■ **What is required**:
Using the data below, gather each line that includes the word "chiếu".

■ **Data provided**:
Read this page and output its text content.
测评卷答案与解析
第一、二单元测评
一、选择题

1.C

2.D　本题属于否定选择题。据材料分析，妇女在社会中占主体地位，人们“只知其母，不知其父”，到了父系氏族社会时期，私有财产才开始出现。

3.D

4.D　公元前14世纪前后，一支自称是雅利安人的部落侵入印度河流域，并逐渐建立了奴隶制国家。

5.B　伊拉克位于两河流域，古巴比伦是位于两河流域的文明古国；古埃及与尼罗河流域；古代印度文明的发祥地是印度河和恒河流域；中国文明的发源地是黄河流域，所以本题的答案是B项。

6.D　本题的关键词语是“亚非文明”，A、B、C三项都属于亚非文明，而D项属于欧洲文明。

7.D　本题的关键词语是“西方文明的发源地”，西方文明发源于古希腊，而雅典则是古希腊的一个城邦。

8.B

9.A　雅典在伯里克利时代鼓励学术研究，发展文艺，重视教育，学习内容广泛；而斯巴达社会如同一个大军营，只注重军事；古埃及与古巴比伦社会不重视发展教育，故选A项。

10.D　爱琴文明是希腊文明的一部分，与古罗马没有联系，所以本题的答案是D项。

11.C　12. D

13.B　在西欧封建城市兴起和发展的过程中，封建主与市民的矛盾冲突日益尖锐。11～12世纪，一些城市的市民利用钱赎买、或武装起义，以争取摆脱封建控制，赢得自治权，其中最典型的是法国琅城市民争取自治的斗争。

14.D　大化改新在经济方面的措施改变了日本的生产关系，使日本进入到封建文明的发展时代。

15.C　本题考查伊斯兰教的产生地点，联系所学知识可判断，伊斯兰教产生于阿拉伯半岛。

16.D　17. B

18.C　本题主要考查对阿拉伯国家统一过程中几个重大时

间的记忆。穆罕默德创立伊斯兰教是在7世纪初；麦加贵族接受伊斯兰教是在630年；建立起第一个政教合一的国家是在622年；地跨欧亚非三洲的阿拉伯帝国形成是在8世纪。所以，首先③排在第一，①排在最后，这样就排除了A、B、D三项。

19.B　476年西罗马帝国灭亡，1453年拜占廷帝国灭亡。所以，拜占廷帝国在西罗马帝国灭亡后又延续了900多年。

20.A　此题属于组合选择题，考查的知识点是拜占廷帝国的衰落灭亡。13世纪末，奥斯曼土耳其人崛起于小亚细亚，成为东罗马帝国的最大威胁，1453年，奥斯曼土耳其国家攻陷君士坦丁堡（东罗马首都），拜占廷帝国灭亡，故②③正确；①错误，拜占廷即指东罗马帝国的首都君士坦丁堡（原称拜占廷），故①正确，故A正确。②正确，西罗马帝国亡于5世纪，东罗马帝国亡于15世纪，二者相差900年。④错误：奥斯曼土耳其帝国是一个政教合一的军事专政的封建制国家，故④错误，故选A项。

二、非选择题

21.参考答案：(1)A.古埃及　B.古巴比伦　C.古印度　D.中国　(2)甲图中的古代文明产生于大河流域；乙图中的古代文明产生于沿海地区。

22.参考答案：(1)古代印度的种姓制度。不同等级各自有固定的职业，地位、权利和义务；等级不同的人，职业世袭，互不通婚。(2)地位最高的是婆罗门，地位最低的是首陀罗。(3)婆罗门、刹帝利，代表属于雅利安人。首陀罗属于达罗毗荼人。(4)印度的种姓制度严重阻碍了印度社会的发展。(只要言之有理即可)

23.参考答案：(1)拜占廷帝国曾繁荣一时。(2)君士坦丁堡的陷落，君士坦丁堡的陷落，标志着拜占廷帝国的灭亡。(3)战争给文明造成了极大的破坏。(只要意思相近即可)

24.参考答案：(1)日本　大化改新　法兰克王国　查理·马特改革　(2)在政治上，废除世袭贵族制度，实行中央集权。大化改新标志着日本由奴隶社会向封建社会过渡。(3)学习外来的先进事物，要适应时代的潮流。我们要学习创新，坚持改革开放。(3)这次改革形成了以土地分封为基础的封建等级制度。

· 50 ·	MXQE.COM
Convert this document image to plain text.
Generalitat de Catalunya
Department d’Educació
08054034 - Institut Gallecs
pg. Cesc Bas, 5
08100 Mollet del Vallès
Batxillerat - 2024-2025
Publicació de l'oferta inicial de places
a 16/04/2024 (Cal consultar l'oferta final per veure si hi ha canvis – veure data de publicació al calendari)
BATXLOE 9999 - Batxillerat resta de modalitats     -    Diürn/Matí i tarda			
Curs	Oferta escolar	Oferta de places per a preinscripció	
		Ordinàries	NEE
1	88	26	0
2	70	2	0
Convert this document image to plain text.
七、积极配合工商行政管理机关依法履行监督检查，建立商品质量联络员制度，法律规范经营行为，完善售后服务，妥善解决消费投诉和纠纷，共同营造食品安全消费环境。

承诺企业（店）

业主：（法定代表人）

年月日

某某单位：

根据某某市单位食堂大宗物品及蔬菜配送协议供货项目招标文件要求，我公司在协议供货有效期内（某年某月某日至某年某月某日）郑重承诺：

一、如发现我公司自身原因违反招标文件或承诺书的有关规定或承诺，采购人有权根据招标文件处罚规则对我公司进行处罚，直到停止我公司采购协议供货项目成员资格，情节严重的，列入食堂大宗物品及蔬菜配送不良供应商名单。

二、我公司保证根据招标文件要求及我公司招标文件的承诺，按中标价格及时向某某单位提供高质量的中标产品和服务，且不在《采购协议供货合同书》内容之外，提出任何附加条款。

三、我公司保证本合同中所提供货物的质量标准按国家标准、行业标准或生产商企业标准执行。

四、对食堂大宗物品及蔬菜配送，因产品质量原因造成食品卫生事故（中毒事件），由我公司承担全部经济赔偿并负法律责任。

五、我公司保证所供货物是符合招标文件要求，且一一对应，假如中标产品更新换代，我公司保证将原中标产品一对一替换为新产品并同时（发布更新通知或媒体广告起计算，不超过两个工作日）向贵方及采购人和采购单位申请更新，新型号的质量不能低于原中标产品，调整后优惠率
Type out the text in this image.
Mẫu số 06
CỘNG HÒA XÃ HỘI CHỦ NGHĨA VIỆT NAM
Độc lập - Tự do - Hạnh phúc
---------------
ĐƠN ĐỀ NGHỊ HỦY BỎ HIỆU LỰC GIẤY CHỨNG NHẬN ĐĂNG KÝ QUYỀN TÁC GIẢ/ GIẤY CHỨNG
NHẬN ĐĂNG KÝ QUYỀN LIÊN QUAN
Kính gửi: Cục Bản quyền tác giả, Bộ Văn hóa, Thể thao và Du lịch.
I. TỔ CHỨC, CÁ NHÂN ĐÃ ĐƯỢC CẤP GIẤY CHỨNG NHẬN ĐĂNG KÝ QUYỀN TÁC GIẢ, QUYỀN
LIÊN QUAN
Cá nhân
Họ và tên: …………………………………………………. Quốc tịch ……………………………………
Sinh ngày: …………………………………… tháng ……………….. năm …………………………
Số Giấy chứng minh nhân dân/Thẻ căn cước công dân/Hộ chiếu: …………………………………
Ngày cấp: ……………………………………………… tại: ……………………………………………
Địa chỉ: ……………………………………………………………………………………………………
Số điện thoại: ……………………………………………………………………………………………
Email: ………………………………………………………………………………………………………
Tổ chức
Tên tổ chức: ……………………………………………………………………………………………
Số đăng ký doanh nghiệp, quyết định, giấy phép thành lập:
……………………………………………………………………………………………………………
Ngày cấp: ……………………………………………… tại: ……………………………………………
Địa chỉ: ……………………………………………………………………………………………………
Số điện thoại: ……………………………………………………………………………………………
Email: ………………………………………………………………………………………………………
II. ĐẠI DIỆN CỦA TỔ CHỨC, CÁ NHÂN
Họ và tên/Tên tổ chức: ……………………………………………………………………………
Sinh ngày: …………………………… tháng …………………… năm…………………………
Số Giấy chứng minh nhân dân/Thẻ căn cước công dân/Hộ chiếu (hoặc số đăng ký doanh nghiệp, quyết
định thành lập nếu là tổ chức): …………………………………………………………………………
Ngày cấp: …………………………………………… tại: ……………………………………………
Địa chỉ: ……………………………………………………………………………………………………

■ **Response**:
Số Giấy chứng minh nhân dân/Thẻ căn cước công dân/Hộ chiếu: …………………………………
Số Giấy chứng minh nhân dân/Thẻ căn cước công dân/Hộ chiếu (hoặc số đăng ký doanh nghiệp, quyết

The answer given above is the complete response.